--- Begin Source data ---

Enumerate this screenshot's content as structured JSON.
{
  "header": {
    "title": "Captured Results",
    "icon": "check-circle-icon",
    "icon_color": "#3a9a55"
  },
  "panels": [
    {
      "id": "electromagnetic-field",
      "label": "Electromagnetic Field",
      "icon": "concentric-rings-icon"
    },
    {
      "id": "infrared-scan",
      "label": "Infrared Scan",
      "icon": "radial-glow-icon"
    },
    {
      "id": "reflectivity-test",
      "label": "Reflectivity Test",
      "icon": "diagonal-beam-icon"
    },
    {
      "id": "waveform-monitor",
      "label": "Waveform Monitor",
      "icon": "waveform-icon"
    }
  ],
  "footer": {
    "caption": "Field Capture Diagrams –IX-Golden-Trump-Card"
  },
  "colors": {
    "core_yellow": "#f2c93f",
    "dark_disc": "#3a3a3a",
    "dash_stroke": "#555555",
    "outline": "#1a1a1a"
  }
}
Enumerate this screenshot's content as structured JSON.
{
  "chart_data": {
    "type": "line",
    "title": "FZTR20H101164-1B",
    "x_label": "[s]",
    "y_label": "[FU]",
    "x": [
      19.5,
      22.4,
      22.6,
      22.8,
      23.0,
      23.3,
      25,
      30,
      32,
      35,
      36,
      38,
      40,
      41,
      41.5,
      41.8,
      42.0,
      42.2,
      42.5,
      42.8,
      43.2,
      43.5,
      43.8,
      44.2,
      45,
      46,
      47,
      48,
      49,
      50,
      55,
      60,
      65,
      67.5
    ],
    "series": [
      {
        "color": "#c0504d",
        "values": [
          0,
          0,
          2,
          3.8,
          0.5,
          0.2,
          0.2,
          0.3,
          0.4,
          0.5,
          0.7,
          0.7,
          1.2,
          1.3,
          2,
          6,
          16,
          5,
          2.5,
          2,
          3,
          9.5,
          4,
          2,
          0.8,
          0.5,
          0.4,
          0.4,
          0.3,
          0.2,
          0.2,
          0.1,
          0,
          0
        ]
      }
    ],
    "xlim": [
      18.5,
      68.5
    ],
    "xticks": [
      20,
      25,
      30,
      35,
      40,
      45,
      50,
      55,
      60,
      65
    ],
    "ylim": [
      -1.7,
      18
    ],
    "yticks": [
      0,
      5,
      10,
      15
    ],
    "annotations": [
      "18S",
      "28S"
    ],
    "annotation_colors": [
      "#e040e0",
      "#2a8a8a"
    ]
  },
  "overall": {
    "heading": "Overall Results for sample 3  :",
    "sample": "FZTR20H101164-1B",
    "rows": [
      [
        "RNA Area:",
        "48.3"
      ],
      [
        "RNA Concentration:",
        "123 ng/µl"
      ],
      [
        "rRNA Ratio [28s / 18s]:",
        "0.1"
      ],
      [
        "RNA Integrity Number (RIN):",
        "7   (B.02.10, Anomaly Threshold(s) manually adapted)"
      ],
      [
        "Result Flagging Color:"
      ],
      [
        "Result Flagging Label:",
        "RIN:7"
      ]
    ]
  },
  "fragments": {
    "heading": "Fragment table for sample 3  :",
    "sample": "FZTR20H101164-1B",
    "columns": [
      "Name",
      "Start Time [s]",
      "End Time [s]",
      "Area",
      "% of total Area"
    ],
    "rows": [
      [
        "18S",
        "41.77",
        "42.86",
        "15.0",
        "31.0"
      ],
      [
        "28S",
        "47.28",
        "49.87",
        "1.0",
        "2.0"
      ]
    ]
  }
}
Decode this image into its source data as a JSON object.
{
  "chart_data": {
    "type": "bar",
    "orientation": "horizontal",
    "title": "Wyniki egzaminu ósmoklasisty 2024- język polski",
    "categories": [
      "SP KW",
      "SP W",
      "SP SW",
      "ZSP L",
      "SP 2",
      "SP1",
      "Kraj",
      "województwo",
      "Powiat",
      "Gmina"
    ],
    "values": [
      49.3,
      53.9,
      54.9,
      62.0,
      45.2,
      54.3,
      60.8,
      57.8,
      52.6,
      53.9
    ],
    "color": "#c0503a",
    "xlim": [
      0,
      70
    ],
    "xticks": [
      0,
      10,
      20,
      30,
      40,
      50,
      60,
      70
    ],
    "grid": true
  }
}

--- End Source data ---

Output the full listing without altering anything.

Enumerate this screenshot's content as structured JSON.
{
  "header": {
    "title": "Captured Results",
    "icon": "check-circle-icon",
    "icon_color": "#3a9a55"
  },
  "panels": [
    {
      "id": "electromagnetic-field",
      "label": "Electromagnetic Field",
      "icon": "concentric-rings-icon"
    },
    {
      "id": "infrared-scan",
      "label": "Infrared Scan",
      "icon": "radial-glow-icon"
    },
    {
      "id": "reflectivity-test",
      "label": "Reflectivity Test",
      "icon": "diagonal-beam-icon"
    },
    {
      "id": "waveform-monitor",
      "label": "Waveform Monitor",
      "icon": "waveform-icon"
    }
  ],
  "footer": {
    "caption": "Field Capture Diagrams –IX-Golden-Trump-Card"
  },
  "colors": {
    "core_yellow": "#f2c93f",
    "dark_disc": "#3a3a3a",
    "dash_stroke": "#555555",
    "outline": "#1a1a1a"
  }
}
Enumerate this screenshot's content as structured JSON.
{
  "chart_data": {
    "type": "line",
    "title": "FZTR20H101164-1B",
    "x_label": "[s]",
    "y_label": "[FU]",
    "x": [
      19.5,
      22.4,
      22.6,
      22.8,
      23.0,
      23.3,
      25,
      30,
      32,
      35,
      36,
      38,
      40,
      41,
      41.5,
      41.8,
      42.0,
      42.2,
      42.5,
      42.8,
      43.2,
      43.5,
      43.8,
      44.2,
      45,
      46,
      47,
      48,
      49,
      50,
      55,
      60,
      65,
      67.5
    ],
    "series": [
      {
        "color": "#c0504d",
        "values": [
          0,
          0,
          2,
          3.8,
          0.5,
          0.2,
          0.2,
          0.3,
          0.4,
          0.5,
          0.7,
          0.7,
          1.2,
          1.3,
          2,
          6,
          16,
          5,
          2.5,
          2,
          3,
          9.5,
          4,
          2,
          0.8,
          0.5,
          0.4,
          0.4,
          0.3,
          0.2,
          0.2,
          0.1,
          0,
          0
        ]
      }
    ],
    "xlim": [
      18.5,
      68.5
    ],
    "xticks": [
      20,
      25,
      30,
      35,
      40,
      45,
      50,
      55,
      60,
      65
    ],
    "ylim": [
      -1.7,
      18
    ],
    "yticks": [
      0,
      5,
      10,
      15
    ],
    "annotations": [
      "18S",
      "28S"
    ],
    "annotation_colors": [
      "#e040e0",
      "#2a8a8a"
    ]
  },
  "overall": {
    "heading": "Overall Results for sample 3  :",
    "sample": "FZTR20H101164-1B",
    "rows": [
      [
        "RNA Area:",
        "48.3"
      ],
      [
        "RNA Concentration:",
        "123 ng/µl"
      ],
      [
        "rRNA Ratio [28s / 18s]:",
        "0.1"
      ],
      [
        "RNA Integrity Number (RIN):",
        "7   (B.02.10, Anomaly Threshold(s) manually adapted)"
      ],
      [
        "Result Flagging Color:"
      ],
      [
        "Result Flagging Label:",
        "RIN:7"
      ]
    ]
  },
  "fragments": {
    "heading": "Fragment table for sample 3  :",
    "sample": "FZTR20H101164-1B",
    "columns": [
      "Name",
      "Start Time [s]",
      "End Time [s]",
      "Area",
      "% of total Area"
    ],
    "rows": [
      [
        "18S",
        "41.77",
        "42.86",
        "15.0",
        "31.0"
      ],
      [
        "28S",
        "47.28",
        "49.87",
        "1.0",
        "2.0"
      ]
    ]
  }
}
Decode this image into its source data as a JSON object.
{
  "chart_data": {
    "type": "bar",
    "orientation": "horizontal",
    "title": "Wyniki egzaminu ósmoklasisty 2024- język polski",
    "categories": [
      "SP KW",
      "SP W",
      "SP SW",
      "ZSP L",
      "SP 2",
      "SP1",
      "Kraj",
      "województwo",
      "Powiat",
      "Gmina"
    ],
    "values": [
      49.3,
      53.9,
      54.9,
      62.0,
      45.2,
      54.3,
      60.8,
      57.8,
      52.6,
      53.9
    ],
    "color": "#c0503a",
    "xlim": [
      0,
      70
    ],
    "xticks": [
      0,
      10,
      20,
      30,
      40,
      50,
      60,
      70
    ],
    "grid": true
  }
}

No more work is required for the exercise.